#### DATA EXTRACT

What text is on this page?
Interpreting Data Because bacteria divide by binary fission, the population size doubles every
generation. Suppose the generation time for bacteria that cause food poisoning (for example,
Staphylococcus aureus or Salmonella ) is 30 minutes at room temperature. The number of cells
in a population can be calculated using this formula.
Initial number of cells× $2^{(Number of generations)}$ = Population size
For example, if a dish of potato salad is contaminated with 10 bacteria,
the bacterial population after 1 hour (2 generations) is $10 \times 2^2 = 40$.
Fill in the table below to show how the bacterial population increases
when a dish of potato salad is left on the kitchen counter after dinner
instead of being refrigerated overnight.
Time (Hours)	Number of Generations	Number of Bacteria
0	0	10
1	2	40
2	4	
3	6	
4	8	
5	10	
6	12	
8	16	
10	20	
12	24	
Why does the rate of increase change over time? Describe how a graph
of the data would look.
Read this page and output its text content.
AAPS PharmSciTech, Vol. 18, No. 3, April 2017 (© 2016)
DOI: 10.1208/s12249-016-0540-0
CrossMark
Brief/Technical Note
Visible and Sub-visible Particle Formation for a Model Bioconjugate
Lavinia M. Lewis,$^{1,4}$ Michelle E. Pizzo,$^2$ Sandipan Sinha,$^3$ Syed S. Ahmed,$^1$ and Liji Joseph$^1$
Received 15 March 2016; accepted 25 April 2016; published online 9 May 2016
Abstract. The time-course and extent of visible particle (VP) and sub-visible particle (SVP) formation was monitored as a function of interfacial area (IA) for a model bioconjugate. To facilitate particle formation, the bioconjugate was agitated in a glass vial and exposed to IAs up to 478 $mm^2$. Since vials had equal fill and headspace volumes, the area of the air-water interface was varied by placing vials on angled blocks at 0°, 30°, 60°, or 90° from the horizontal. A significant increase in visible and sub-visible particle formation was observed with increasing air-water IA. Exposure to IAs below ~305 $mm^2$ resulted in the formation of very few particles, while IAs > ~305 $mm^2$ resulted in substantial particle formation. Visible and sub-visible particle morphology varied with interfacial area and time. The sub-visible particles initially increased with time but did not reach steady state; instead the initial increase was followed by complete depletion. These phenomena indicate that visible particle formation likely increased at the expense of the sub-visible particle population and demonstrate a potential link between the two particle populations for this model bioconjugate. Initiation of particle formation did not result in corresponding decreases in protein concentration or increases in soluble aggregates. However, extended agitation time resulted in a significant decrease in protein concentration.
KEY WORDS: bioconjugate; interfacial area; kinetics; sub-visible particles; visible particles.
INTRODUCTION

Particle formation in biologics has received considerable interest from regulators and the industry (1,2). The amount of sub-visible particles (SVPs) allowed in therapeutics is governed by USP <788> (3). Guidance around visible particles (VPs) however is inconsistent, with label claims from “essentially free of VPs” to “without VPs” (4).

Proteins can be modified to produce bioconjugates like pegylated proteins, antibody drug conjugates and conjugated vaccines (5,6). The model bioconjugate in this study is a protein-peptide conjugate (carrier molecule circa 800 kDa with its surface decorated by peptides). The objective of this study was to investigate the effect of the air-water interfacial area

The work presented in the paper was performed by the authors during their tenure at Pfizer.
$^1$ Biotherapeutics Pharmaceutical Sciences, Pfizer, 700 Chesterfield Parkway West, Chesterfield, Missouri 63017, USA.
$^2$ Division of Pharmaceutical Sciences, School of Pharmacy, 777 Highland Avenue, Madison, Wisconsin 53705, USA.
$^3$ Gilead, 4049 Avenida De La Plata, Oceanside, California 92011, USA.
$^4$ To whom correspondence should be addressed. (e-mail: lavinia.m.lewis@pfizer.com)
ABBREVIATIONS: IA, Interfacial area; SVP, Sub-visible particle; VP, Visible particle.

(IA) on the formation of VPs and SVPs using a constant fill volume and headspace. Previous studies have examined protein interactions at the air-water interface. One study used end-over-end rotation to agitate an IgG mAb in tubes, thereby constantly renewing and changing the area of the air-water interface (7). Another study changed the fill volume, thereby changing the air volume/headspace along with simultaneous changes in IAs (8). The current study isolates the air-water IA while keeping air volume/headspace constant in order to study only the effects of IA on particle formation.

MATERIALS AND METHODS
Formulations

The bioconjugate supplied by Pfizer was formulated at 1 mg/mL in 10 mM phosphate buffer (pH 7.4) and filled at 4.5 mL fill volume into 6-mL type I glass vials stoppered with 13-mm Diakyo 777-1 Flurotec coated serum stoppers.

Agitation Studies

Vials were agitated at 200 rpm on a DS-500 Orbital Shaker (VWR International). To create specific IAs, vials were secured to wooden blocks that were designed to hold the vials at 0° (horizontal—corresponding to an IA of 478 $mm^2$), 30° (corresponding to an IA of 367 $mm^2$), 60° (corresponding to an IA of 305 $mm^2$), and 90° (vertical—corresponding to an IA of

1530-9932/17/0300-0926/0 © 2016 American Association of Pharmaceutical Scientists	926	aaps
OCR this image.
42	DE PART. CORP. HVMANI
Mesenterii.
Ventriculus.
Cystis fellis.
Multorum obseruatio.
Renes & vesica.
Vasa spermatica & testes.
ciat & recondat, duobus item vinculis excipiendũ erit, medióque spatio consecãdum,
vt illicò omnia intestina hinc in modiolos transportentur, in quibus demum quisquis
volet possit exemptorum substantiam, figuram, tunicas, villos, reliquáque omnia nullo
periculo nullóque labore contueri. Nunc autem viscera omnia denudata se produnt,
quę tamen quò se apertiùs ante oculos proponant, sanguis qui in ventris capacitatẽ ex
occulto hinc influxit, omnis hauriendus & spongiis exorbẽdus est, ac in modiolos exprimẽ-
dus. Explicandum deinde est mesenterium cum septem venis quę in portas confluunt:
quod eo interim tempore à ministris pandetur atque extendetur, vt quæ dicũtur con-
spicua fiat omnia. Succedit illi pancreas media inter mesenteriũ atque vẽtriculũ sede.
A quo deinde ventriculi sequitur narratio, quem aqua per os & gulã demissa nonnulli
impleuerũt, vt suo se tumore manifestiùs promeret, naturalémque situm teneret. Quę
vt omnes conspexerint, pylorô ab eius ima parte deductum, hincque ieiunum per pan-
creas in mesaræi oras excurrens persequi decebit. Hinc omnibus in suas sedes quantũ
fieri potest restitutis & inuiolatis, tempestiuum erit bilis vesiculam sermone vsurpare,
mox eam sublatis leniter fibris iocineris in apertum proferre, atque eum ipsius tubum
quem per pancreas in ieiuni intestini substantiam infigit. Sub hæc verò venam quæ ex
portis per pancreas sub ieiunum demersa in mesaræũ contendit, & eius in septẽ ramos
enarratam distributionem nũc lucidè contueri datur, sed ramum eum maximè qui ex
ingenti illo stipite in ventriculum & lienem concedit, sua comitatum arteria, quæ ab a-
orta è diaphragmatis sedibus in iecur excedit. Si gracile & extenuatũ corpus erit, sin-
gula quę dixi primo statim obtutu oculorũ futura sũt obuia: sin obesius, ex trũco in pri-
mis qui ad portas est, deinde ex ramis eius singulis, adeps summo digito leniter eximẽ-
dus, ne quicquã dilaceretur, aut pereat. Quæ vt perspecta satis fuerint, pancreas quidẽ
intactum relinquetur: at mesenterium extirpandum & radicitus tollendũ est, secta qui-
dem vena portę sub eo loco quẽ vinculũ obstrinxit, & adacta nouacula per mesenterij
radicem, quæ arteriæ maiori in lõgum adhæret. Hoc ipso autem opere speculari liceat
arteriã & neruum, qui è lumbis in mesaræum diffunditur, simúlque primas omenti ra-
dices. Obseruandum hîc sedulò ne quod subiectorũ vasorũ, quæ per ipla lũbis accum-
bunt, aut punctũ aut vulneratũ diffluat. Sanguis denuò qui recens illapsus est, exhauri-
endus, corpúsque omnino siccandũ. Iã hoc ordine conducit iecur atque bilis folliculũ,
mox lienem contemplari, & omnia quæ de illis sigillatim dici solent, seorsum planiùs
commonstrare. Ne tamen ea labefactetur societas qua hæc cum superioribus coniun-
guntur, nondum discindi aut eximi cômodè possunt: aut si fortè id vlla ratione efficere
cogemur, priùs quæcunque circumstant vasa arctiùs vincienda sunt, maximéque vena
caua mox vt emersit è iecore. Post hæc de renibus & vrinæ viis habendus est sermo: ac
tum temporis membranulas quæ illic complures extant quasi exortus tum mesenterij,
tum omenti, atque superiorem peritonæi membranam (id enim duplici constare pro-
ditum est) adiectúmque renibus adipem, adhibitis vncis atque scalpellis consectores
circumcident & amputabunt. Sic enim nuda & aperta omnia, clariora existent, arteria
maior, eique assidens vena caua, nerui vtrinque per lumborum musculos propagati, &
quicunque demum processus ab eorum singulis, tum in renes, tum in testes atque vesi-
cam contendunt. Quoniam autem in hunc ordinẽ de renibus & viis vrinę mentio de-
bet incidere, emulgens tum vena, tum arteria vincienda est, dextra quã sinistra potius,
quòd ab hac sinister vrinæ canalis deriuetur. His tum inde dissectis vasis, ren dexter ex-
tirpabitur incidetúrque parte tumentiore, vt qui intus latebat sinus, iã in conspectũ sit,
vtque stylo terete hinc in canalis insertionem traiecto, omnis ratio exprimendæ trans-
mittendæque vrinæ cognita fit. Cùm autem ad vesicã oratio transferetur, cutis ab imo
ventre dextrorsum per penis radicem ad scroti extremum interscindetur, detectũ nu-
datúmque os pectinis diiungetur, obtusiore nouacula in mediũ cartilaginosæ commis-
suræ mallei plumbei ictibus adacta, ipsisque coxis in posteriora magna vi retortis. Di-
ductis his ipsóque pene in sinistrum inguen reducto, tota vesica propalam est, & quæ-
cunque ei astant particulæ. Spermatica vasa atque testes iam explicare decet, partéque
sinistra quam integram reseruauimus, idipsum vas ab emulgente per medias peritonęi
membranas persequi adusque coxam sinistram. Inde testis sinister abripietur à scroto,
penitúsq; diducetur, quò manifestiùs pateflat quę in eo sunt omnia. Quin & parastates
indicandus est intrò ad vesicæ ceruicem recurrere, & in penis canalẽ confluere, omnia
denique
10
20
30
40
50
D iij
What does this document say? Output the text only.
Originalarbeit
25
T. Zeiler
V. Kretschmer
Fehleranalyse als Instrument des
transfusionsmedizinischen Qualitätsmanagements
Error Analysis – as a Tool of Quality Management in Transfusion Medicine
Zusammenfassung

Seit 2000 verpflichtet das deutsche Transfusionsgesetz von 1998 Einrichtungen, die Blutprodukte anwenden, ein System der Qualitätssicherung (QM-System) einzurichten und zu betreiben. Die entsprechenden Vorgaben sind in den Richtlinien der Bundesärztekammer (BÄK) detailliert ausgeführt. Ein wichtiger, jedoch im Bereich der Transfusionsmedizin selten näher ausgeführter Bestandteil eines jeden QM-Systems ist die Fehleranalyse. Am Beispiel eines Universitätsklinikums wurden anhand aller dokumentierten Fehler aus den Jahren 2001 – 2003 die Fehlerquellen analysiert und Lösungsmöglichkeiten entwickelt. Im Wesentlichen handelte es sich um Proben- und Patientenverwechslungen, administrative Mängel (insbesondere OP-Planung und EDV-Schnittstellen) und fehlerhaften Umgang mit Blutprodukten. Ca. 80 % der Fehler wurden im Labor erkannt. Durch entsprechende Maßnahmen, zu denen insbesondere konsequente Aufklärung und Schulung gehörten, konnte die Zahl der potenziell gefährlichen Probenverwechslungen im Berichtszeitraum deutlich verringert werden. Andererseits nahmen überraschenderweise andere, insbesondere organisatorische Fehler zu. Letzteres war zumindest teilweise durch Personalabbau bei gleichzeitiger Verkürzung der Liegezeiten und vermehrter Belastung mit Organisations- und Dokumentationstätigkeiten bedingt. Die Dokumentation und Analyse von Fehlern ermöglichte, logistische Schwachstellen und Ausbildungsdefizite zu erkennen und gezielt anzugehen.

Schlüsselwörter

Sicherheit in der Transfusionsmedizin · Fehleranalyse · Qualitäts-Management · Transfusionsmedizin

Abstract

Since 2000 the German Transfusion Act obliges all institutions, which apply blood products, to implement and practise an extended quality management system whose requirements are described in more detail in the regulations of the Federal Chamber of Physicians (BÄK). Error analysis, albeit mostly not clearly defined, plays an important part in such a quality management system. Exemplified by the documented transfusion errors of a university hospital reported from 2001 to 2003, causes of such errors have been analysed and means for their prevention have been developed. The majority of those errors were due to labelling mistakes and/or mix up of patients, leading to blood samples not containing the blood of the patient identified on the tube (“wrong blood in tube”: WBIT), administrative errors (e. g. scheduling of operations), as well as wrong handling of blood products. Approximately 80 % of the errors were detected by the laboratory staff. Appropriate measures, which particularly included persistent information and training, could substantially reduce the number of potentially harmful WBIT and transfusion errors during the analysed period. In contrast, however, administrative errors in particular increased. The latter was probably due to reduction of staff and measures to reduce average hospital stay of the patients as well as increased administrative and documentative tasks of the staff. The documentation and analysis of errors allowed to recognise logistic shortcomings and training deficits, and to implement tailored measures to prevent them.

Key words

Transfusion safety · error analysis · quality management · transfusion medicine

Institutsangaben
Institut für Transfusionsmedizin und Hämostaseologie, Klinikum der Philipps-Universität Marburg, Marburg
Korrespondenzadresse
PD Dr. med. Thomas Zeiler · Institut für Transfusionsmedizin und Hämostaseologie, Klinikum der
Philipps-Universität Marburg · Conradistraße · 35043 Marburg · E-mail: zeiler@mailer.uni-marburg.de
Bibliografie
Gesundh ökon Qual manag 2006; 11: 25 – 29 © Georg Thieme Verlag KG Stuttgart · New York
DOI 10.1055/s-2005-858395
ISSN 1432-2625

########

*PROBLEM REQUIREMENTS*: What are the lines above that hold the string "autem"? Copy them.

*WORKED SOLUTION*:
periculo nullóque labore contueri. Nunc autem viscera omnia denudata se produnt,
radicem, quæ arteriæ maiori in lõgum adhæret. Hoc ipso autem opere speculari liceat
cam contendunt. Quoniam autem in hunc ordinẽ de renibus & viis vrinę mentio de-
mittendæque vrinæ cognita fit. Cùm autem ad vesicã oratio transferetur, cutis ab imo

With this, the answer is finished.